Dataset rows
==================================================

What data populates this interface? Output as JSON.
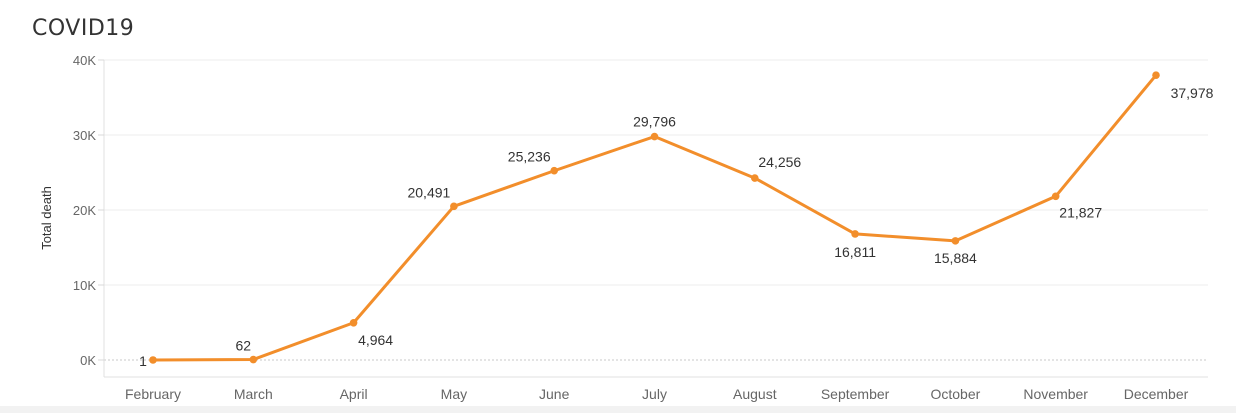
{
  "title": "COVID19",
  "chart_data": {
    "type": "line",
    "title": "COVID19",
    "xlabel": "",
    "ylabel": "Total death",
    "categories": [
      "February",
      "March",
      "April",
      "May",
      "June",
      "July",
      "August",
      "September",
      "October",
      "November",
      "December"
    ],
    "values": [
      1,
      62,
      4964,
      20491,
      25236,
      29796,
      24256,
      16811,
      15884,
      21827,
      37978
    ],
    "value_labels": [
      "1",
      "62",
      "4,964",
      "20,491",
      "25,236",
      "29,796",
      "24,256",
      "16,811",
      "15,884",
      "21,827",
      "37,978"
    ],
    "ylim": [
      0,
      40000
    ],
    "yticks": [
      0,
      10000,
      20000,
      30000,
      40000
    ],
    "ytick_labels": [
      "0K",
      "10K",
      "20K",
      "30K",
      "40K"
    ],
    "grid": true,
    "line_color": "#F28E2B",
    "axis_text_color": "#666666",
    "label_color": "#333333"
  }
}
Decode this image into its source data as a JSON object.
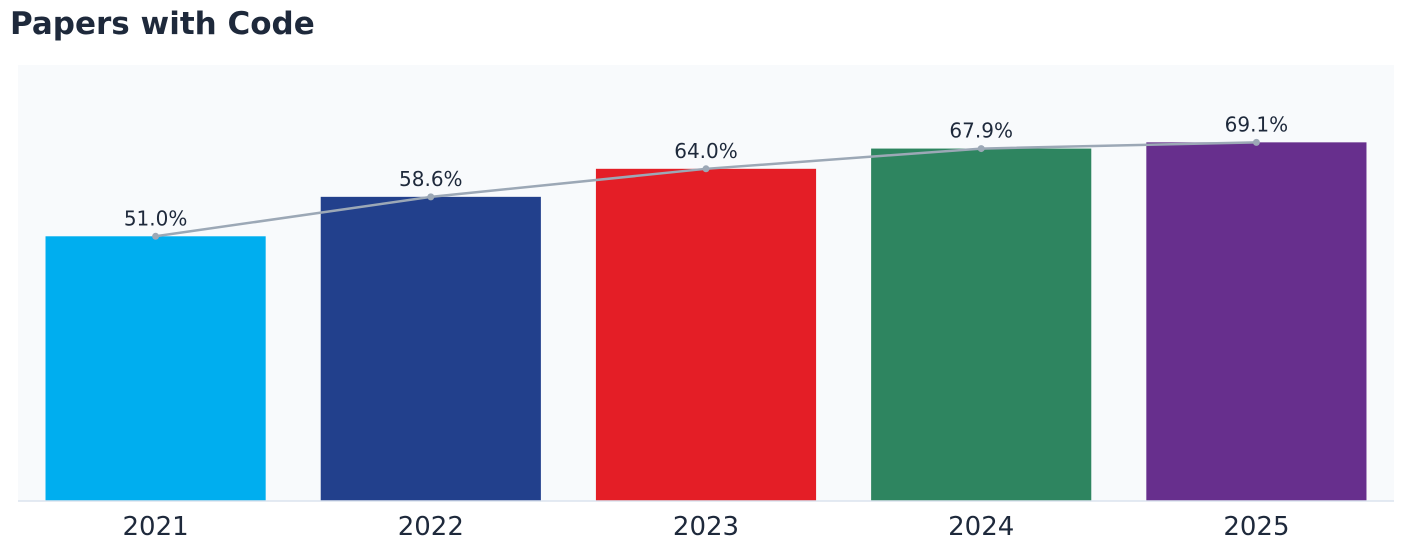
{
  "chart_data": {
    "type": "bar",
    "title": "Papers with Code",
    "categories": [
      "2021",
      "2022",
      "2023",
      "2024",
      "2025"
    ],
    "values": [
      51.0,
      58.6,
      64.0,
      67.9,
      69.1
    ],
    "data_labels": [
      "51.0%",
      "58.6%",
      "64.0%",
      "67.9%",
      "69.1%"
    ],
    "bar_colors": [
      "#00aeef",
      "#22408c",
      "#e41e26",
      "#2e8560",
      "#672f8d"
    ],
    "trend_line": {
      "shown": true,
      "color": "#9ca8b6"
    },
    "ylim": [
      0,
      84
    ],
    "xlabel": "",
    "ylabel": "",
    "grid": false,
    "legend": "none"
  }
}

==================================================

* REQUIREMENTS: From the line containing "Decode this image" through the end of the entries, quote each line exactly and nothing else, excluding all pictures.

* TASK ANSWER:
Decode this image into its source data as a JSON object.
{
  "chart_data": {
    "type": "bar",
    "title": "Papers with Code",
    "categories": [
      "2021",
      "2022",
      "2023",
      "2024",
      "2025"
    ],
    "values": [
      51.0,
      58.6,
      64.0,
      67.9,
      69.1
    ],
    "data_labels": [
      "51.0%",
      "58.6%",
      "64.0%",
      "67.9%",
      "69.1%"
    ],
    "bar_colors": [
      "#00aeef",
      "#22408c",
      "#e41e26",
      "#2e8560",
      "#672f8d"
    ],
    "trend_line": {
      "shown": true,
      "color": "#9ca8b6"
    },
    "ylim": [
      0,
      84
    ],
    "xlabel": "",
    "ylabel": "",
    "grid": false,
    "legend": "none"
  }
}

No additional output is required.